### Information shown
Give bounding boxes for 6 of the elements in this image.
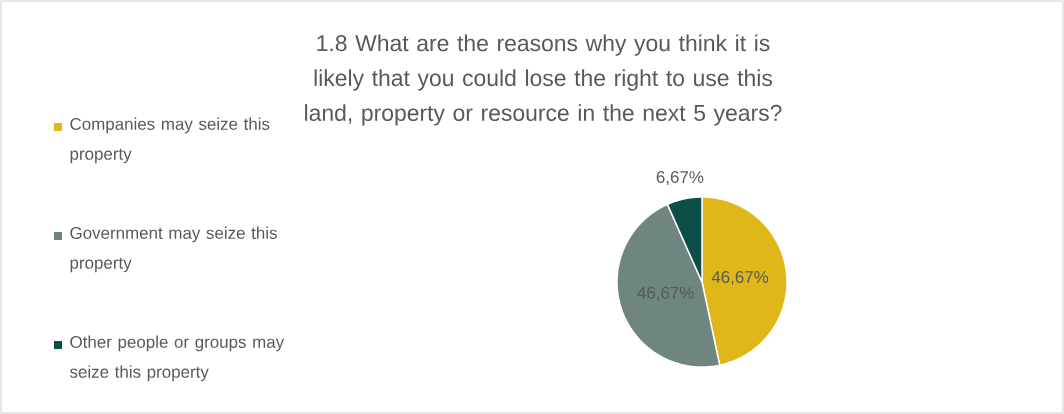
- legend-label: Companies may seize this property: [70, 117, 270, 164]
- legend-label: Government may seize this property: [70, 226, 277, 273]
- legend-label: Other people or groups may seize this property: [69, 335, 285, 382]
- data-label: 6,67%: [656, 171, 704, 186]
- chart-title: 1.8 What are the reasons why you think it is likely that you could lose the right to use this land, property or resource in the next 5 years?: [305, 34, 782, 126]
- data-label: 46,67%: [711, 271, 769, 285]
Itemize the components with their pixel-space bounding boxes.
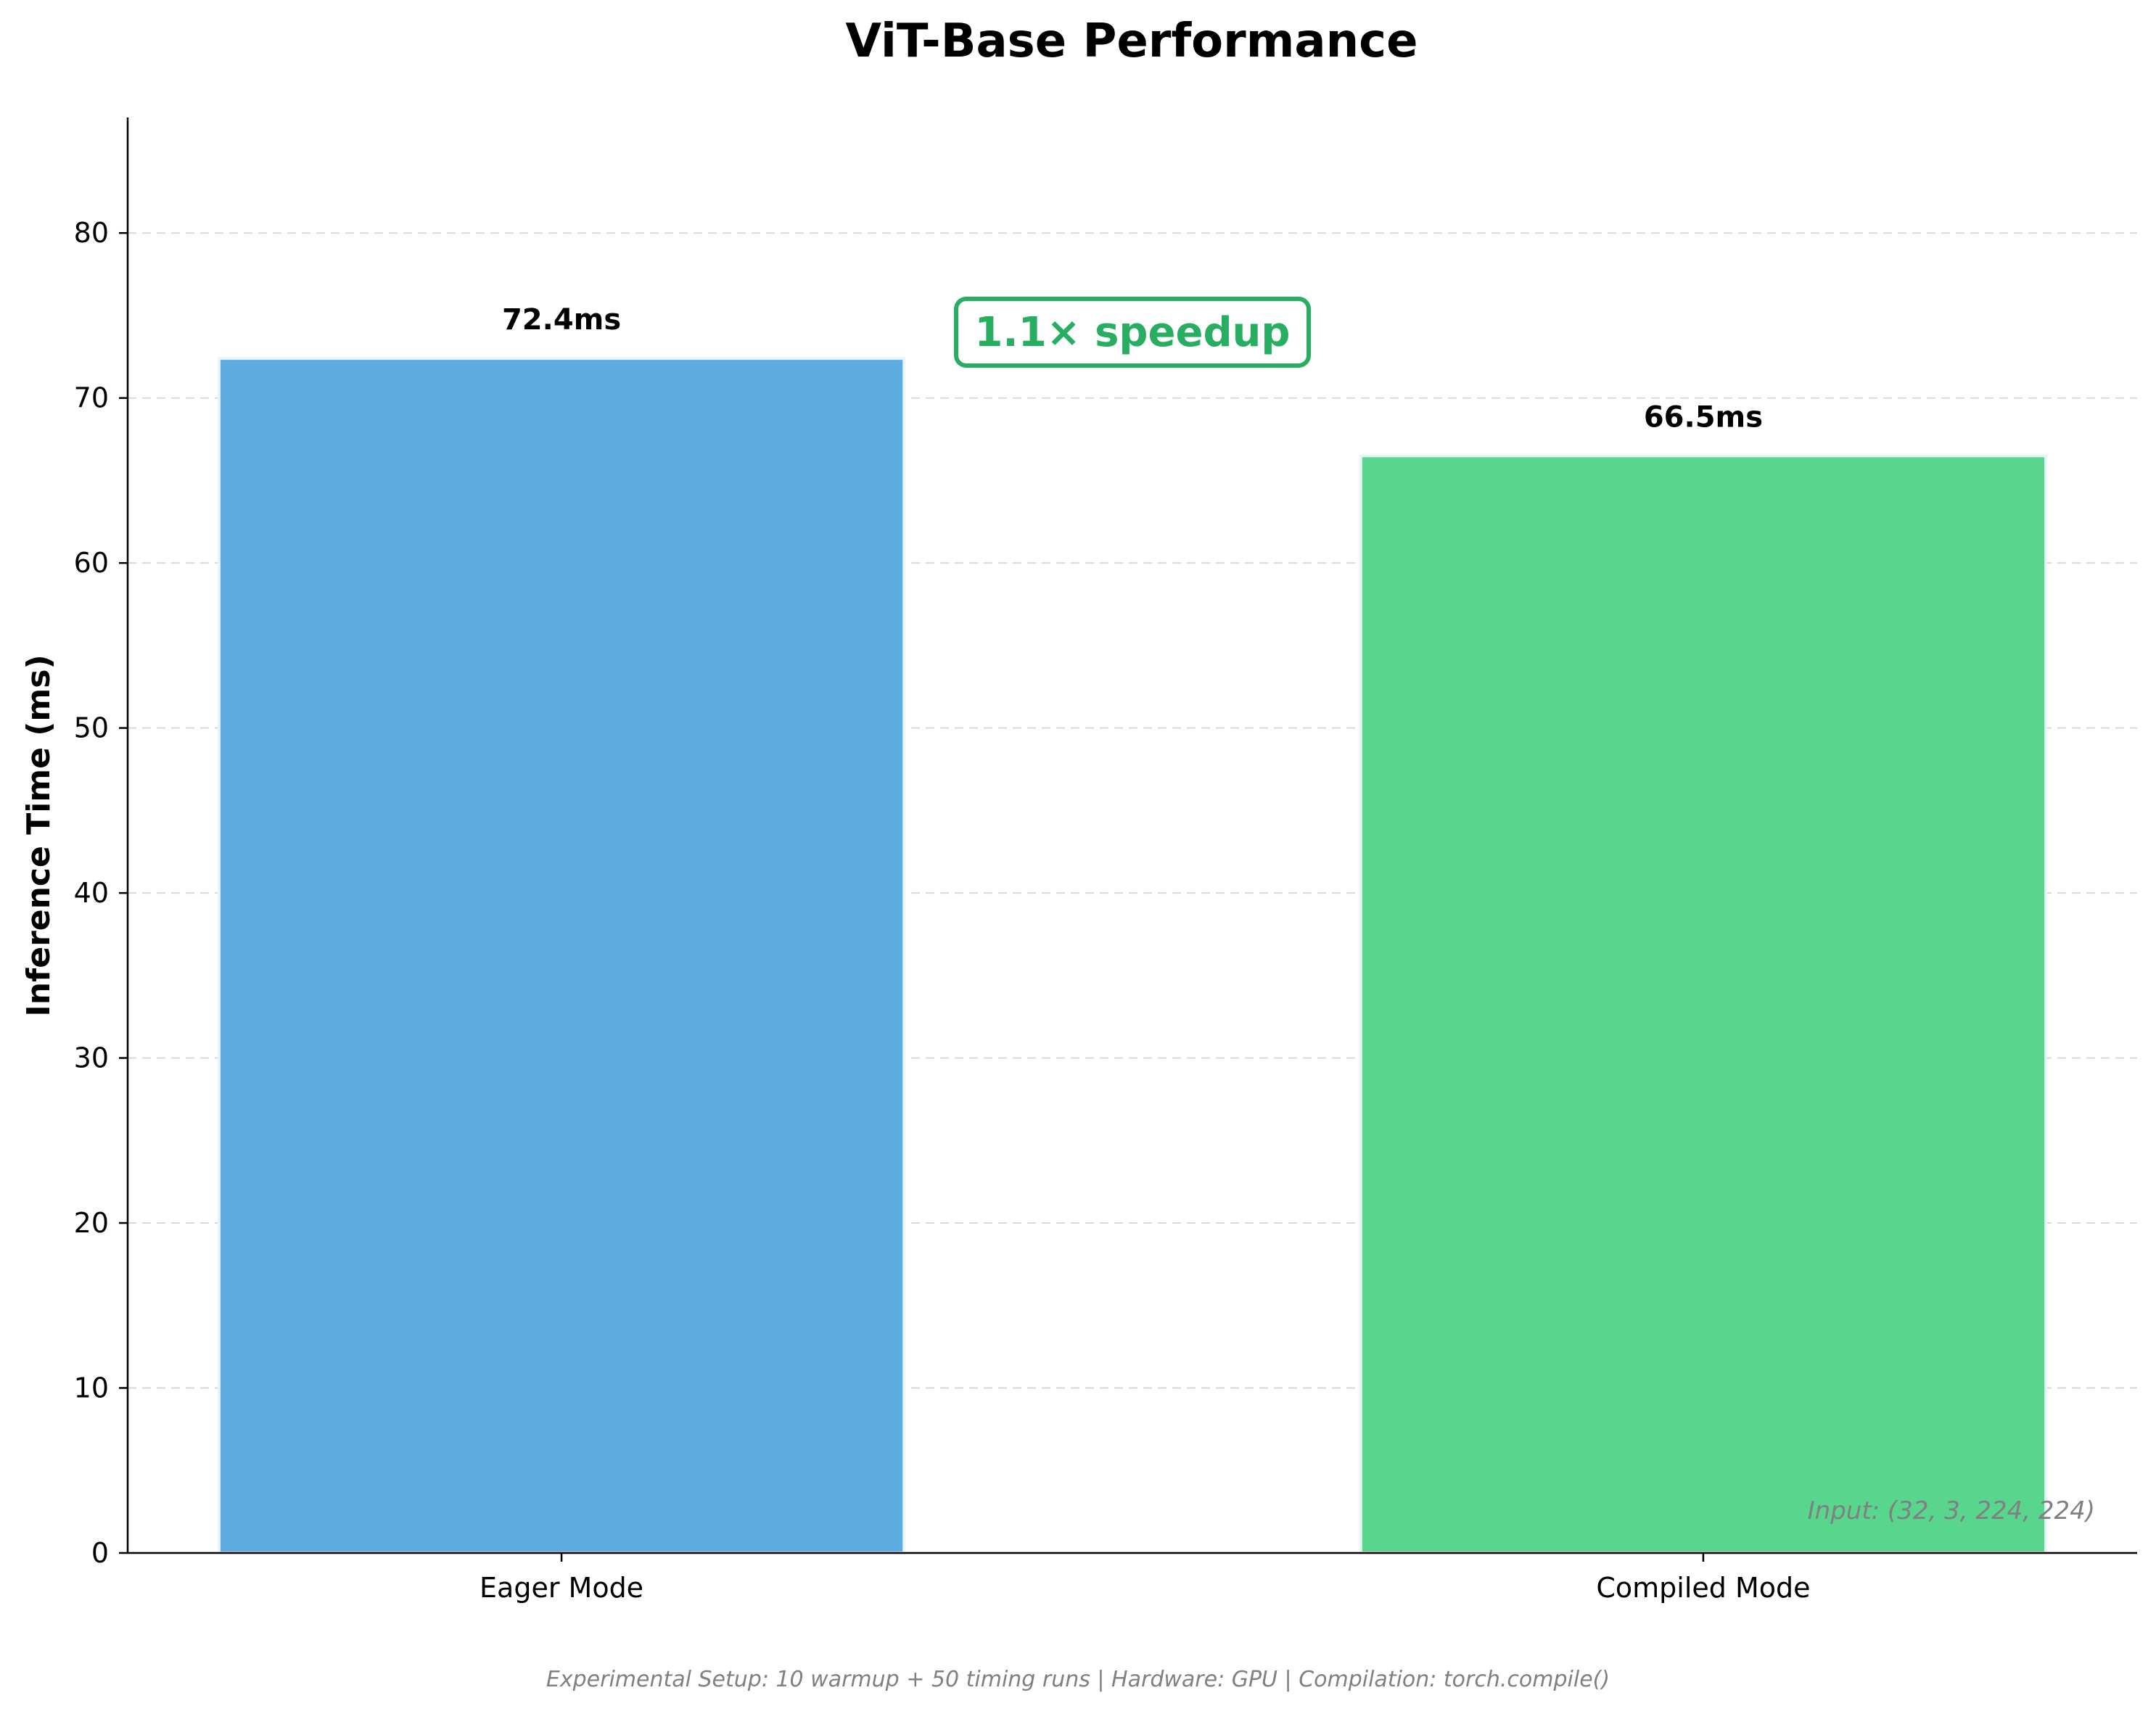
x-ticks: Eager Mode Compiled Mode [480, 1553, 1811, 1604]
y-tick-label: 30 [74, 1042, 109, 1074]
input-note: Input: (32, 3, 224, 224) [1808, 1496, 2095, 1525]
axes [126, 118, 2137, 1554]
y-tick-label: 40 [74, 877, 109, 909]
bar-eager-mode [217, 357, 906, 1554]
x-tick-label: Eager Mode [480, 1572, 643, 1604]
y-tick-label: 70 [74, 382, 109, 414]
y-tick-label: 50 [74, 712, 109, 744]
y-tick-label: 20 [74, 1207, 109, 1239]
bars [217, 357, 2048, 1555]
bar-compiled-mode [1359, 454, 2048, 1555]
y-tick-label: 60 [74, 547, 109, 579]
speedup-label: 1.1× speedup [974, 309, 1290, 356]
bar-value-label: 66.5ms [1644, 400, 1763, 434]
speedup-box [954, 297, 1311, 368]
speedup-annotation: 1.1× speedup [954, 297, 1311, 368]
y-tick-label: 0 [91, 1537, 109, 1569]
value-labels: 72.4ms 66.5ms [502, 303, 1763, 434]
y-tick-label: 80 [74, 217, 109, 249]
y-ticks: 0 10 20 30 40 50 60 70 80 [74, 217, 128, 1569]
y-axis-label: Inference Time (ms) [20, 654, 57, 1016]
x-tick-label: Compiled Mode [1596, 1572, 1810, 1604]
chart-title: ViT-Base Performance [846, 15, 1418, 68]
y-tick-label: 10 [74, 1372, 109, 1404]
bar-value-label: 72.4ms [502, 303, 621, 337]
footer-note: Experimental Setup: 10 warmup + 50 timin… [546, 1667, 1610, 1692]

### Task prompt
Convert every line of the material above into a JSON list of strings, one string per line, with blank lines omitted. Leave the pictures out of the answer.

### Full response
[
  "Give bounding boxes for 6 of the elements in this image.",
  "- legend-label: Companies may seize this property: [70, 117, 270, 164]",
  "- legend-label: Government may seize this property: [70, 226, 277, 273]",
  "- legend-label: Other people or groups may seize this property: [69, 335, 285, 382]",
  "- data-label: 6,67%: [656, 171, 704, 186]",
  "- chart-title: 1.8 What are the reasons why you think it is likely that you could lose the right to use this land, property or resource in the next 5 years?: [305, 34, 782, 126]",
  "- data-label: 46,67%: [711, 271, 769, 285]",
  "Itemize the components with their pixel-space bounding boxes.",
  "x-ticks: Eager Mode Compiled Mode [480, 1553, 1811, 1604]",
  "y-tick-label: 30 [74, 1042, 109, 1074]",
  "input-note: Input: (32, 3, 224, 224) [1808, 1496, 2095, 1525]",
  "axes [126, 118, 2137, 1554]",
  "y-tick-label: 40 [74, 877, 109, 909]",
  "bar-eager-mode [217, 357, 906, 1554]",
  "x-tick-label: Eager Mode [480, 1572, 643, 1604]",
  "y-tick-label: 70 [74, 382, 109, 414]",
  "y-tick-label: 50 [74, 712, 109, 744]",
  "y-tick-label: 20 [74, 1207, 109, 1239]",
  "bars [217, 357, 2048, 1555]",
  "bar-compiled-mode [1359, 454, 2048, 1555]",
  "y-tick-label: 60 [74, 547, 109, 579]",
  "speedup-label: 1.1× speedup [974, 309, 1290, 356]",
  "bar-value-label: 66.5ms [1644, 400, 1763, 434]",
  "speedup-box [954, 297, 1311, 368]",
  "speedup-annotation: 1.1× speedup [954, 297, 1311, 368]",
  "y-tick-label: 0 [91, 1537, 109, 1569]",
  "value-labels: 72.4ms 66.5ms [502, 303, 1763, 434]",
  "y-tick-label: 80 [74, 217, 109, 249]",
  "y-ticks: 0 10 20 30 40 50 60 70 80 [74, 217, 128, 1569]",
  "y-axis-label: Inference Time (ms) [20, 654, 57, 1016]",
  "x-tick-label: Compiled Mode [1596, 1572, 1810, 1604]",
  "chart-title: ViT-Base Performance [846, 15, 1418, 68]",
  "y-tick-label: 10 [74, 1372, 109, 1404]",
  "bar-value-label: 72.4ms [502, 303, 621, 337]",
  "footer-note: Experimental Setup: 10 warmup + 50 timin… [546, 1667, 1610, 1692]"
]